Stored records:
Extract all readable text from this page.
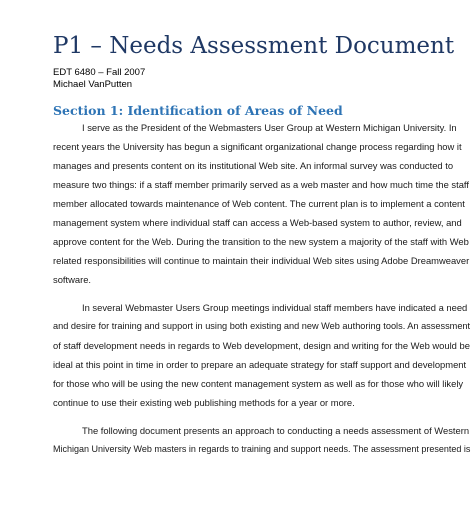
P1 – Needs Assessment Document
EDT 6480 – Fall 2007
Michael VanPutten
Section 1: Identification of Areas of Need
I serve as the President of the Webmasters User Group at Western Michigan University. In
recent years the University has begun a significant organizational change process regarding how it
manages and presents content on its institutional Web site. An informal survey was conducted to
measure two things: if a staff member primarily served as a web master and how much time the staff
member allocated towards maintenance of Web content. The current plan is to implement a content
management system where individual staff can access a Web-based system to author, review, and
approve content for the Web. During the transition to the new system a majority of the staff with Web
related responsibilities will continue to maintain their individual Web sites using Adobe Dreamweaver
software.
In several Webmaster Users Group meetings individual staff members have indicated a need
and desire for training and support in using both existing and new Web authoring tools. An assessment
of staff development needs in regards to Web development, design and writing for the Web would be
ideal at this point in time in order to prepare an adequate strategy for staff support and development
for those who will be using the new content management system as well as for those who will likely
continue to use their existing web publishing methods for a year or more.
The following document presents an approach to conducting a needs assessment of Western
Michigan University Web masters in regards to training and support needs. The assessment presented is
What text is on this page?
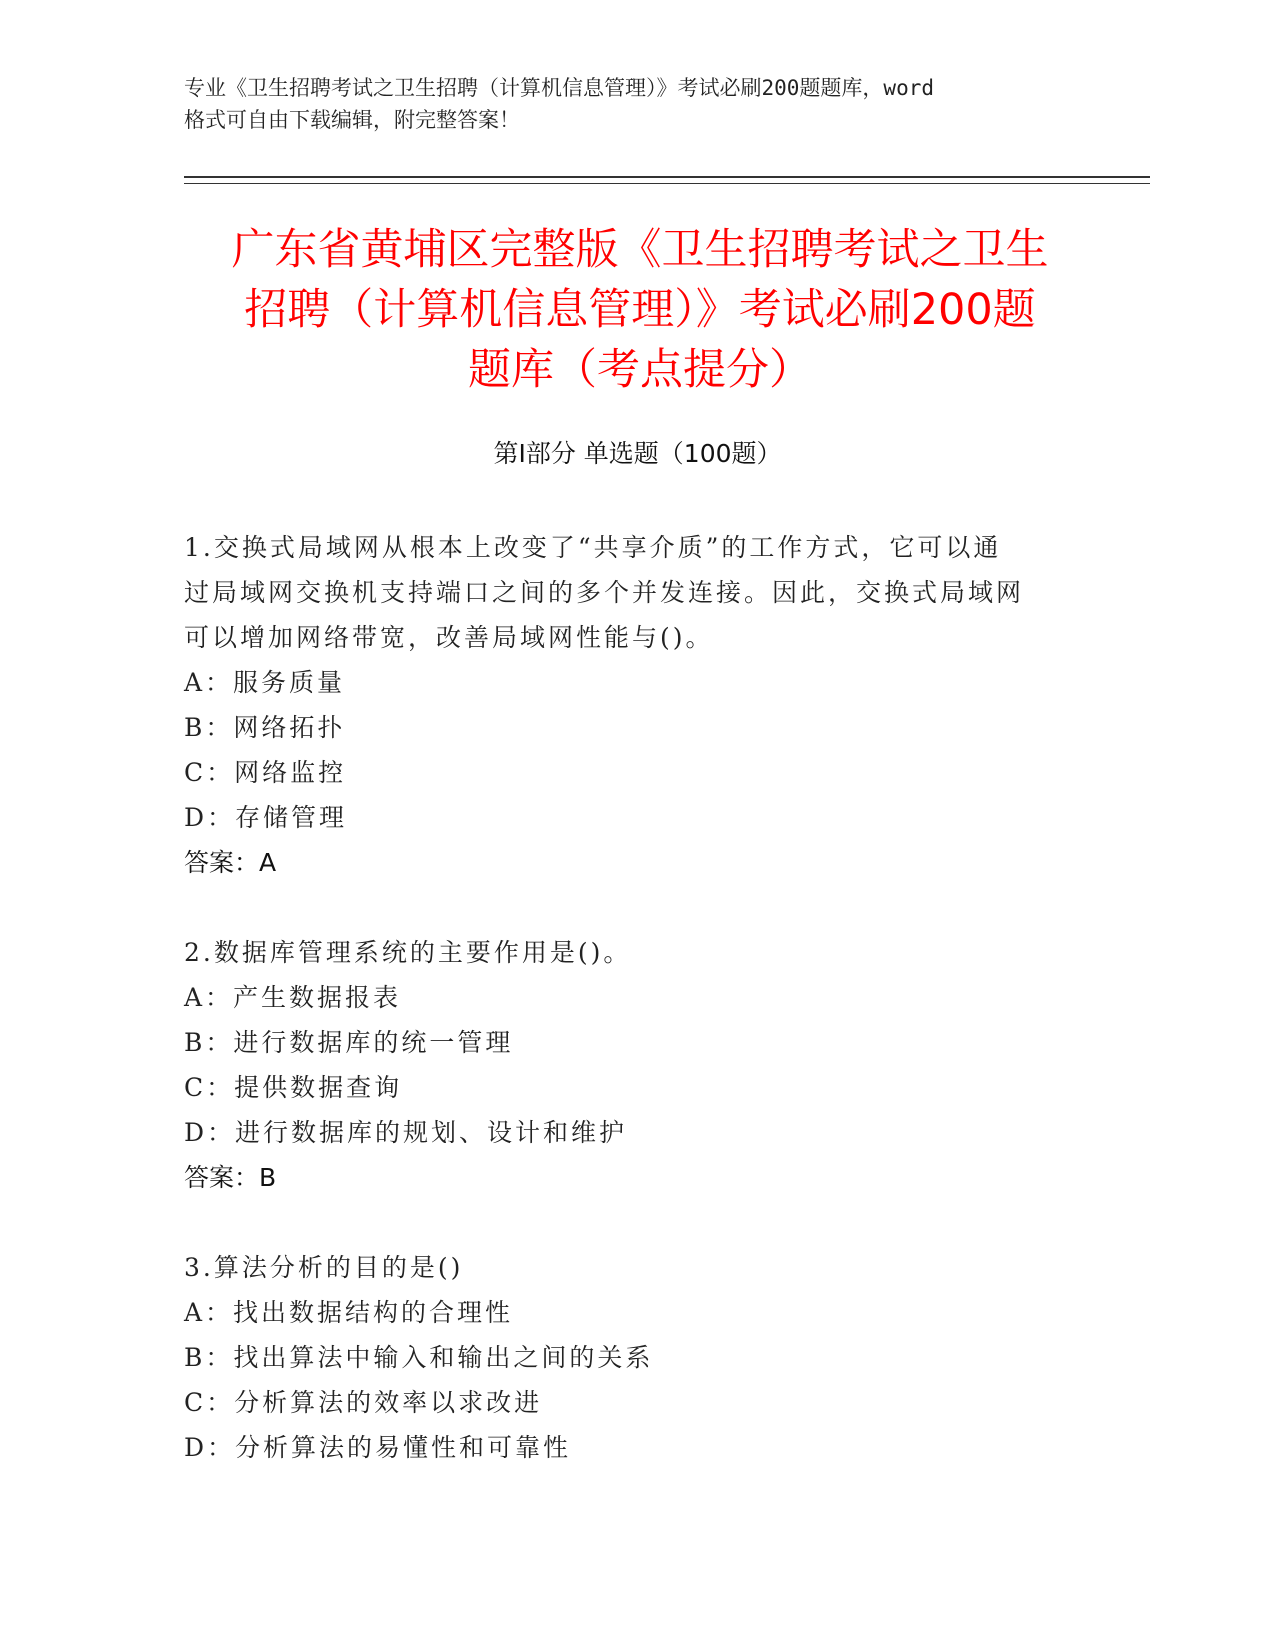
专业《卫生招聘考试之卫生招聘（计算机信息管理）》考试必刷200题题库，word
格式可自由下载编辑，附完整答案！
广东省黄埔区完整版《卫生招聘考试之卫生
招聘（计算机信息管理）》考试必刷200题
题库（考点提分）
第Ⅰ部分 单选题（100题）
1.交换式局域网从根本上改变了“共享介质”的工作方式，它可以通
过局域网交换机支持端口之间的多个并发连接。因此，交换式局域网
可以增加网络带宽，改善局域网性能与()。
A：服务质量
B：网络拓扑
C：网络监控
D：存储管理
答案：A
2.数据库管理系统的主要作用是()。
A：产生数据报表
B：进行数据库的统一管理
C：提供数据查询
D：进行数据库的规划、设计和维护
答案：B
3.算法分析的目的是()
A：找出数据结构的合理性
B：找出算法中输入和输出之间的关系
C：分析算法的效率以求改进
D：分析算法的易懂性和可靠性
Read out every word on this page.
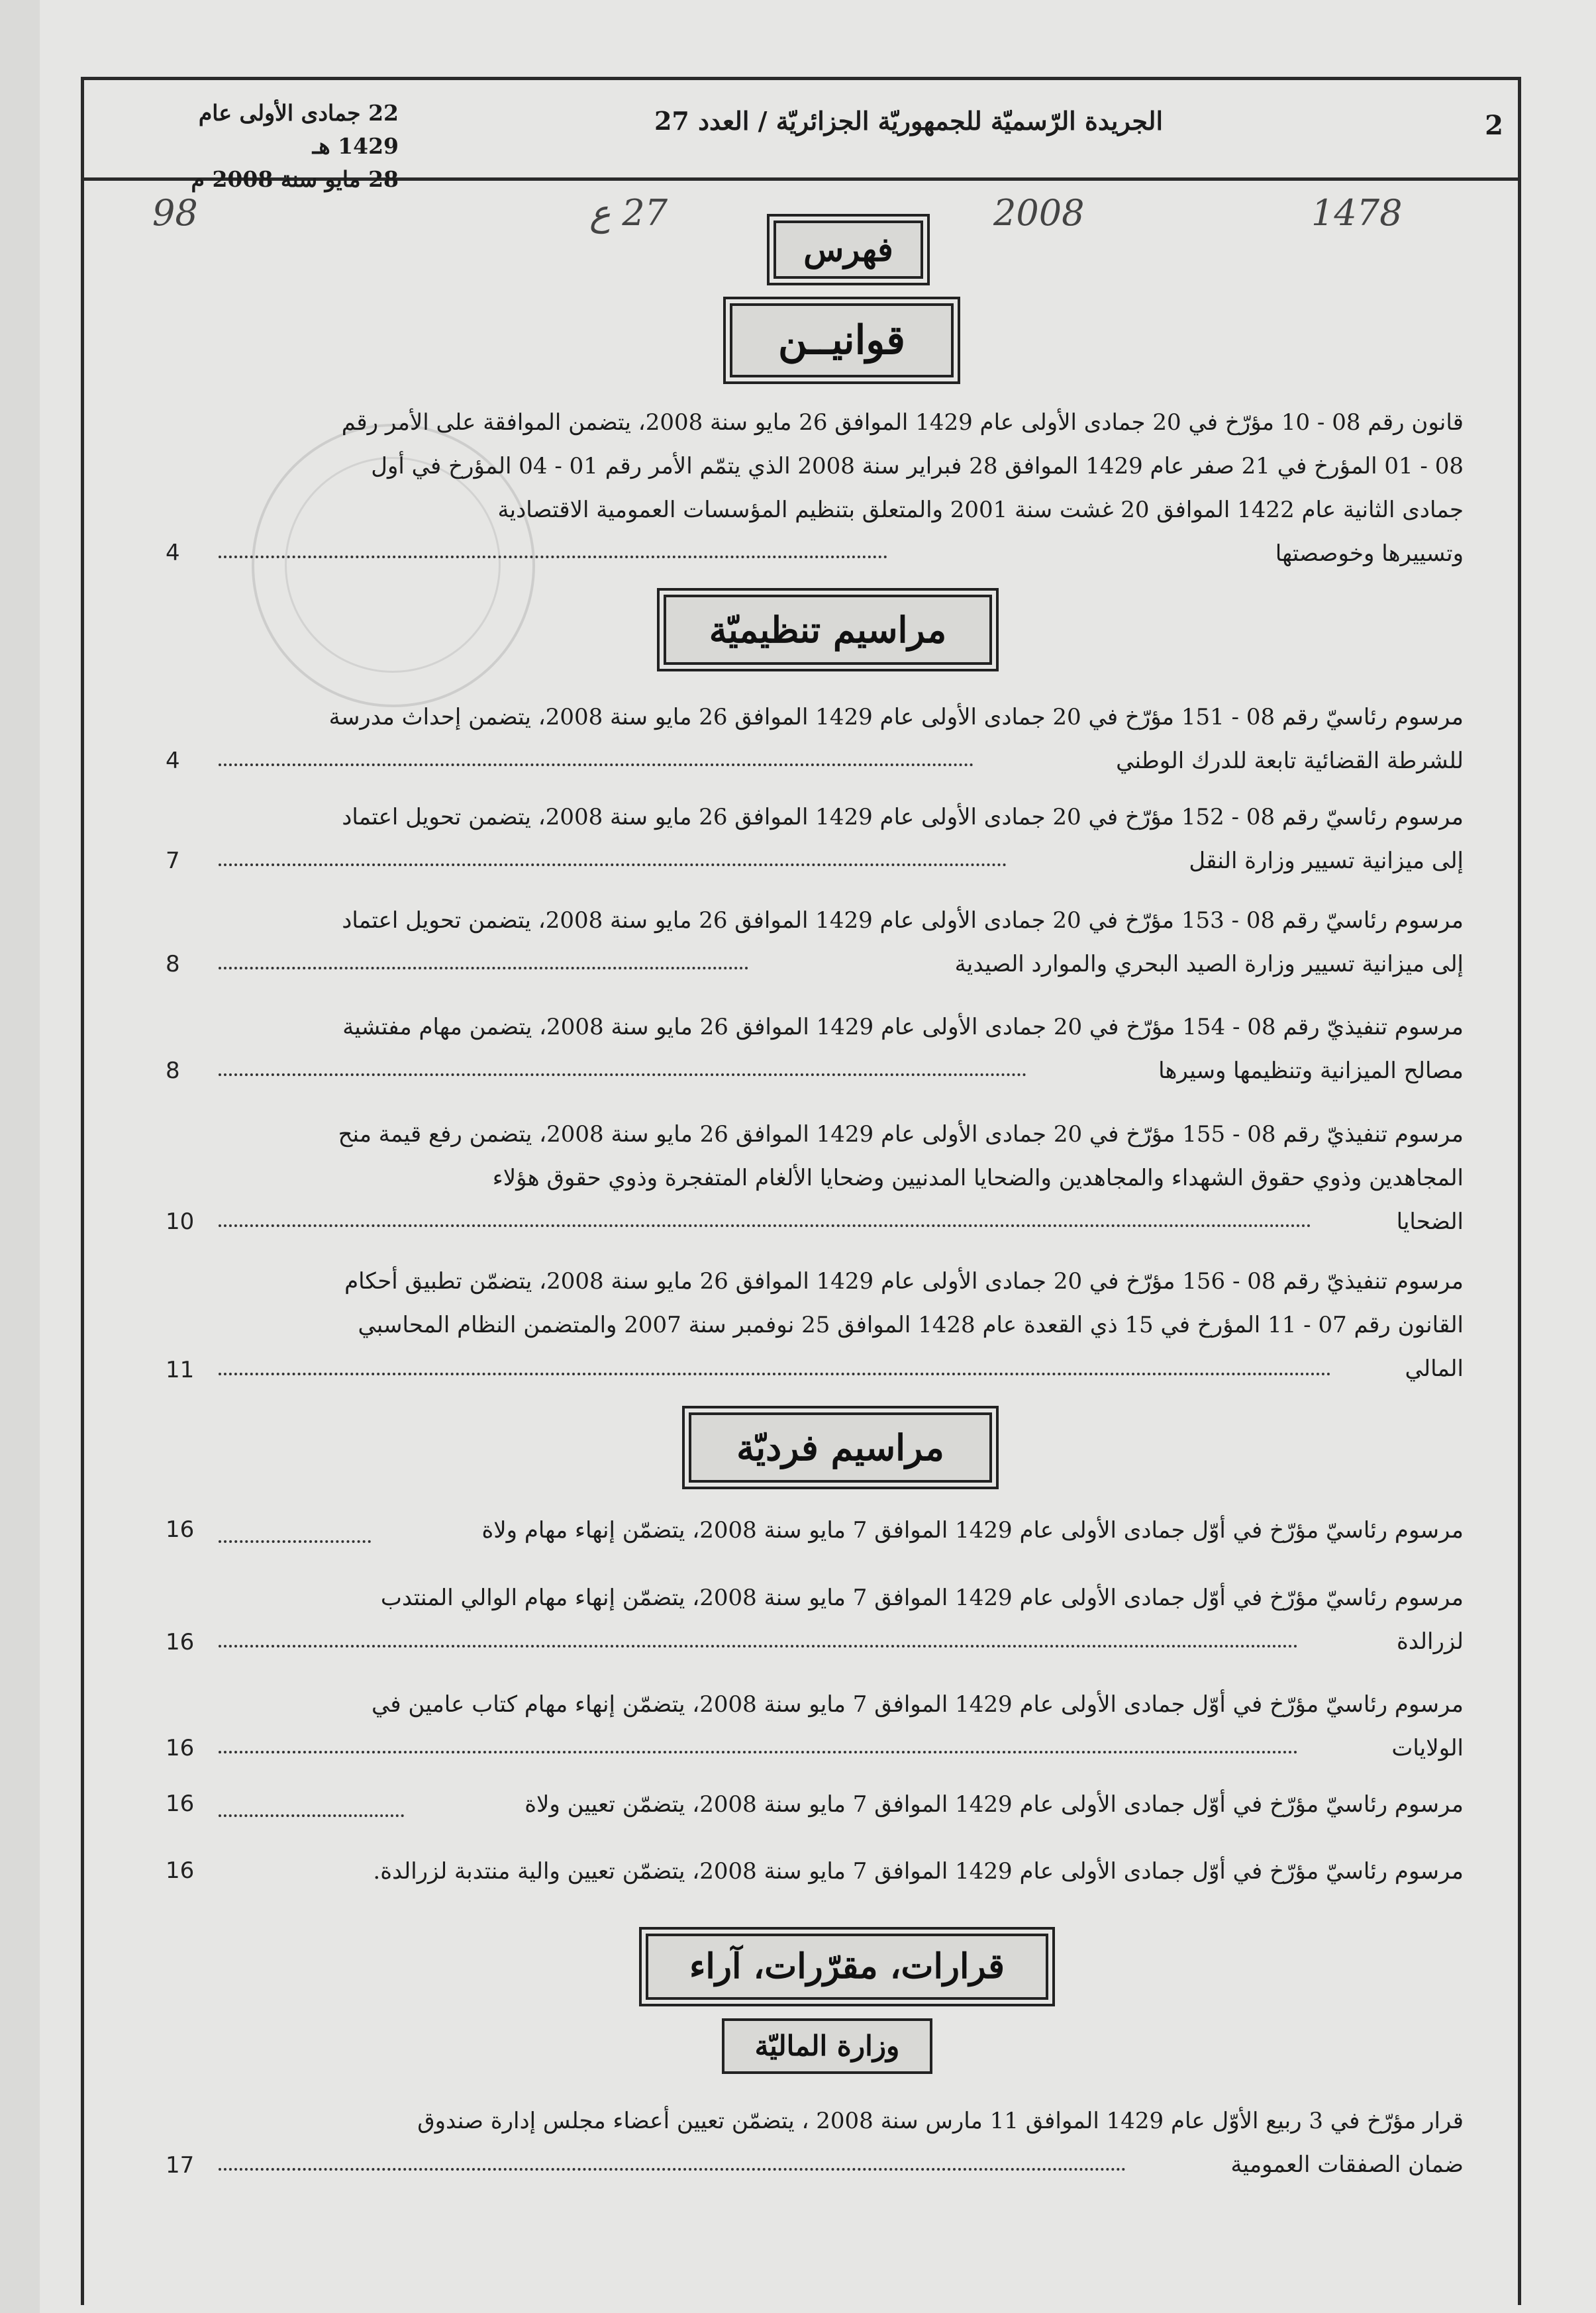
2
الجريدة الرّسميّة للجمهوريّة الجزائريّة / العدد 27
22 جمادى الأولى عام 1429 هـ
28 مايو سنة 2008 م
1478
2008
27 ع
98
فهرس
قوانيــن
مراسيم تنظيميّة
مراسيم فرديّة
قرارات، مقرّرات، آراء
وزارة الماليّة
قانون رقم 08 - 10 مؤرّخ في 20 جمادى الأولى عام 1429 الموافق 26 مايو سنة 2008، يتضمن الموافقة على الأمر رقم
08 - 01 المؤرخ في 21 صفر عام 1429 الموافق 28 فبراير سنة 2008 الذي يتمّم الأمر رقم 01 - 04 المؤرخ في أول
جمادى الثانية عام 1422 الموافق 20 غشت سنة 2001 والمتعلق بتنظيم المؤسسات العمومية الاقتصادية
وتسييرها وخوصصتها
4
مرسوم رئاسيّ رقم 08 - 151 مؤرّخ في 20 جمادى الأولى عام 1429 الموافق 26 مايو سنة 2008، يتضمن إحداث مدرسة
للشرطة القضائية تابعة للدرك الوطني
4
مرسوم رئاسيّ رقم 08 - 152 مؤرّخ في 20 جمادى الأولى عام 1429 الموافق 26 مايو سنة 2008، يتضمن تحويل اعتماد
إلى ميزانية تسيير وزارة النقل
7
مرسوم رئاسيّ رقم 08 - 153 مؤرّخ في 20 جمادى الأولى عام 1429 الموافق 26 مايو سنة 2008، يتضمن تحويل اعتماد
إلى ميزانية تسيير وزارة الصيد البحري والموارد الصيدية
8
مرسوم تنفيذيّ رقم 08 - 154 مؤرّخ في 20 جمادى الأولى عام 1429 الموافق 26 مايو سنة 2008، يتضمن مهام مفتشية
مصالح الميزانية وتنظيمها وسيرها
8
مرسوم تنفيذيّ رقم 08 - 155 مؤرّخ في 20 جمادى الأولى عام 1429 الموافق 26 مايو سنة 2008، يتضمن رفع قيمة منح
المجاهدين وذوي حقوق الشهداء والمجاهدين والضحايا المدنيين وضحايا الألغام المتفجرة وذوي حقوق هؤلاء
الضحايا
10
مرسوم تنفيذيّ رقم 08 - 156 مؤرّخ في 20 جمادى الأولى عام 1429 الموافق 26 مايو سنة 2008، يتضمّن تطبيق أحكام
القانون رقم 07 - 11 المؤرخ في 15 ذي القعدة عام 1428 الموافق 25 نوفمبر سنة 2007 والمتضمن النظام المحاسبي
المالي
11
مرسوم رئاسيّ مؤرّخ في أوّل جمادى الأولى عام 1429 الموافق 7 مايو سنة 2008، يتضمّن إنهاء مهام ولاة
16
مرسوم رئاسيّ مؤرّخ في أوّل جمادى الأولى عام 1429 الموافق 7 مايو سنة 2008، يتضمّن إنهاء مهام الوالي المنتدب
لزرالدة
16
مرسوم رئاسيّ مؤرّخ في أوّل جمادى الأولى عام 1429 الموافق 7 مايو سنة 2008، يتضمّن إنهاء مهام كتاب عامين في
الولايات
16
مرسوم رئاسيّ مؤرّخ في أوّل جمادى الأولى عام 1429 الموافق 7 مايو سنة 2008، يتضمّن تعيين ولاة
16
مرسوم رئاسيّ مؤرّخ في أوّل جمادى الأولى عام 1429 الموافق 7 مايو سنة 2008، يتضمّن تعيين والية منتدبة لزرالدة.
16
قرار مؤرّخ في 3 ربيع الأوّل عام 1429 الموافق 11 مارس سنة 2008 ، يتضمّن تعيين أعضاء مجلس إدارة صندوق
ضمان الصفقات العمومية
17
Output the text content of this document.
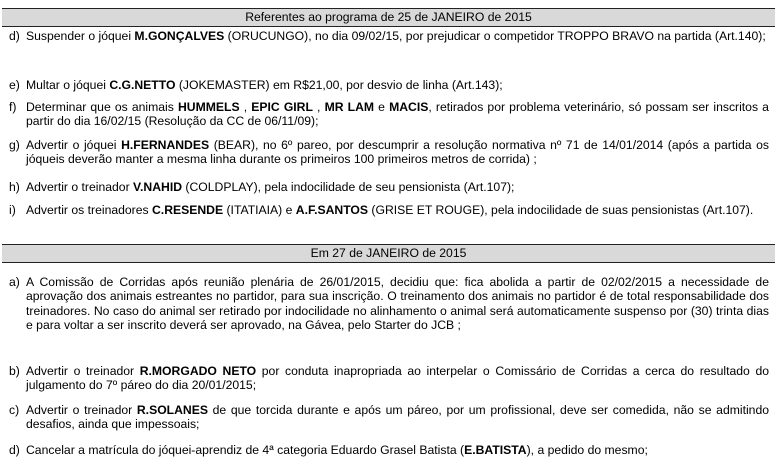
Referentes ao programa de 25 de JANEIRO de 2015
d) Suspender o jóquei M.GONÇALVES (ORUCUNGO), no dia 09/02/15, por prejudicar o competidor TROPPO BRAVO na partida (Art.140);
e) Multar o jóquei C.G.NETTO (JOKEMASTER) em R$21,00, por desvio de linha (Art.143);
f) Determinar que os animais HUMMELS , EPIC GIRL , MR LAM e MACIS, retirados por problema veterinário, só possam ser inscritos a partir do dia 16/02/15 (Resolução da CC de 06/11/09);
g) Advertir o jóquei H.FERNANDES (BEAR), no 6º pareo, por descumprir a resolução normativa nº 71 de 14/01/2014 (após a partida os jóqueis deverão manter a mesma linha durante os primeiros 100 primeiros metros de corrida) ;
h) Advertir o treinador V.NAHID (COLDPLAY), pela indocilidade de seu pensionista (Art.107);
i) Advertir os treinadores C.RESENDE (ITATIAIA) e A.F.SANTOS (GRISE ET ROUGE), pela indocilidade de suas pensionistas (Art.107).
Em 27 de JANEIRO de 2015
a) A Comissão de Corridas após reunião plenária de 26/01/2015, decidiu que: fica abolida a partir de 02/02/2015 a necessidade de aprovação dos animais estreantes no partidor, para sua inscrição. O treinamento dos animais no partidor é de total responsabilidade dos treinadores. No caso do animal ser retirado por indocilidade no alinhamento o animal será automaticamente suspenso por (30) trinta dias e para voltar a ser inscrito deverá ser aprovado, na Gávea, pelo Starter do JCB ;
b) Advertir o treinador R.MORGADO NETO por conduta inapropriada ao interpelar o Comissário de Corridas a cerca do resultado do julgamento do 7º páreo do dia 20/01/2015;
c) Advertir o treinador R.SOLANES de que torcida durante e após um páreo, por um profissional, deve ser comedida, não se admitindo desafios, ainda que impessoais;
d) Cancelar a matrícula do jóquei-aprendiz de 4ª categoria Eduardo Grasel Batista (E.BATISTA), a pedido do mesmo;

# [Your objective]
Find the lines with the string "continue" and reproduce them.

# [Task output]
related responsibilities will continue to maintain their individual Web sites using Adobe Dreamweaver
continue to use their existing web publishing methods for a year or more.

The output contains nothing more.